═════ Exercise materials ═════

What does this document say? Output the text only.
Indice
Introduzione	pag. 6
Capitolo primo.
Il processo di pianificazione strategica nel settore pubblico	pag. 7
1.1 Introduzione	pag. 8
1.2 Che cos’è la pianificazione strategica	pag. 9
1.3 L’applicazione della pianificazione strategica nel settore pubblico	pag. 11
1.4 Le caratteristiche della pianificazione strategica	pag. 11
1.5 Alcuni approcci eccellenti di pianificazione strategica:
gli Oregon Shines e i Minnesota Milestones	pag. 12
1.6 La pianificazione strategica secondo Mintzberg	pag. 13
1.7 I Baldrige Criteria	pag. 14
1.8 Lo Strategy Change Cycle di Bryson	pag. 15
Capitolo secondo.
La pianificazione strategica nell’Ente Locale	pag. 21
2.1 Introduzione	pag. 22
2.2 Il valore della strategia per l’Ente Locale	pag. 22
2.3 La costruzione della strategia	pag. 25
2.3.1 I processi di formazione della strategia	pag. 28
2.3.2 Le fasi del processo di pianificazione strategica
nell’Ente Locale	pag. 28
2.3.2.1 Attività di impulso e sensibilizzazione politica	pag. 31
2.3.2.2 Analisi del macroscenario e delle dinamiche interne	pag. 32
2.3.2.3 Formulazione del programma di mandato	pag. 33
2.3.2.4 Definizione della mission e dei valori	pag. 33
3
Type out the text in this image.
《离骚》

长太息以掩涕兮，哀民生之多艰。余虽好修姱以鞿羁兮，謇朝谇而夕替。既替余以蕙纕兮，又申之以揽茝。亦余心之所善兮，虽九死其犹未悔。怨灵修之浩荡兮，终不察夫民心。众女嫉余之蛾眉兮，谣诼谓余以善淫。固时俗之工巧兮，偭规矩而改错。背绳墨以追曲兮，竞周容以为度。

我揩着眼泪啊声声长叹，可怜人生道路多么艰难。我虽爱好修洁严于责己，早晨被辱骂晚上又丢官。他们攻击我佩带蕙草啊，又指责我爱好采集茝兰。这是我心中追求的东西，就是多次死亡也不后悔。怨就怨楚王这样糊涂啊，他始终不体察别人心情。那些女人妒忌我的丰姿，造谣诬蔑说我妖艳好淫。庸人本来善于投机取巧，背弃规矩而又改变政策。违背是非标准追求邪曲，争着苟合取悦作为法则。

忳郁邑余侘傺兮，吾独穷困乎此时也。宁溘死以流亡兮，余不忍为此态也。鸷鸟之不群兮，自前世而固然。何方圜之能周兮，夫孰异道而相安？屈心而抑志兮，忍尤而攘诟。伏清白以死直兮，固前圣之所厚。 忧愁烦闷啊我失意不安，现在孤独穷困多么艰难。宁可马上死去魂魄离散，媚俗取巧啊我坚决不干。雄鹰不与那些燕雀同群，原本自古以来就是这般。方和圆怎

═════

Problem to work on:
Your task is to reproduce all of the records exactly.

Solution to this task:
What does this document say? Output the text only.
Indice
Introduzione	pag. 6
Capitolo primo.
Il processo di pianificazione strategica nel settore pubblico	pag. 7
1.1 Introduzione	pag. 8
1.2 Che cos’è la pianificazione strategica	pag. 9
1.3 L’applicazione della pianificazione strategica nel settore pubblico	pag. 11
1.4 Le caratteristiche della pianificazione strategica	pag. 11
1.5 Alcuni approcci eccellenti di pianificazione strategica:
gli Oregon Shines e i Minnesota Milestones	pag. 12
1.6 La pianificazione strategica secondo Mintzberg	pag. 13
1.7 I Baldrige Criteria	pag. 14
1.8 Lo Strategy Change Cycle di Bryson	pag. 15
Capitolo secondo.
La pianificazione strategica nell’Ente Locale	pag. 21
2.1 Introduzione	pag. 22
2.2 Il valore della strategia per l’Ente Locale	pag. 22
2.3 La costruzione della strategia	pag. 25
2.3.1 I processi di formazione della strategia	pag. 28
2.3.2 Le fasi del processo di pianificazione strategica
nell’Ente Locale	pag. 28
2.3.2.1 Attività di impulso e sensibilizzazione politica	pag. 31
2.3.2.2 Analisi del macroscenario e delle dinamiche interne	pag. 32
2.3.2.3 Formulazione del programma di mandato	pag. 33
2.3.2.4 Definizione della mission e dei valori	pag. 33
3
Type out the text in this image.
《离骚》

长太息以掩涕兮，哀民生之多艰。余虽好修姱以鞿羁兮，謇朝谇而夕替。既替余以蕙纕兮，又申之以揽茝。亦余心之所善兮，虽九死其犹未悔。怨灵修之浩荡兮，终不察夫民心。众女嫉余之蛾眉兮，谣诼谓余以善淫。固时俗之工巧兮，偭规矩而改错。背绳墨以追曲兮，竞周容以为度。

我揩着眼泪啊声声长叹，可怜人生道路多么艰难。我虽爱好修洁严于责己，早晨被辱骂晚上又丢官。他们攻击我佩带蕙草啊，又指责我爱好采集茝兰。这是我心中追求的东西，就是多次死亡也不后悔。怨就怨楚王这样糊涂啊，他始终不体察别人心情。那些女人妒忌我的丰姿，造谣诬蔑说我妖艳好淫。庸人本来善于投机取巧，背弃规矩而又改变政策。违背是非标准追求邪曲，争着苟合取悦作为法则。

忳郁邑余侘傺兮，吾独穷困乎此时也。宁溘死以流亡兮，余不忍为此态也。鸷鸟之不群兮，自前世而固然。何方圜之能周兮，夫孰异道而相安？屈心而抑志兮，忍尤而攘诟。伏清白以死直兮，固前圣之所厚。 忧愁烦闷啊我失意不安，现在孤独穷困多么艰难。宁可马上死去魂魄离散，媚俗取巧啊我坚决不干。雄鹰不与那些燕雀同群，原本自古以来就是这般。方和圆怎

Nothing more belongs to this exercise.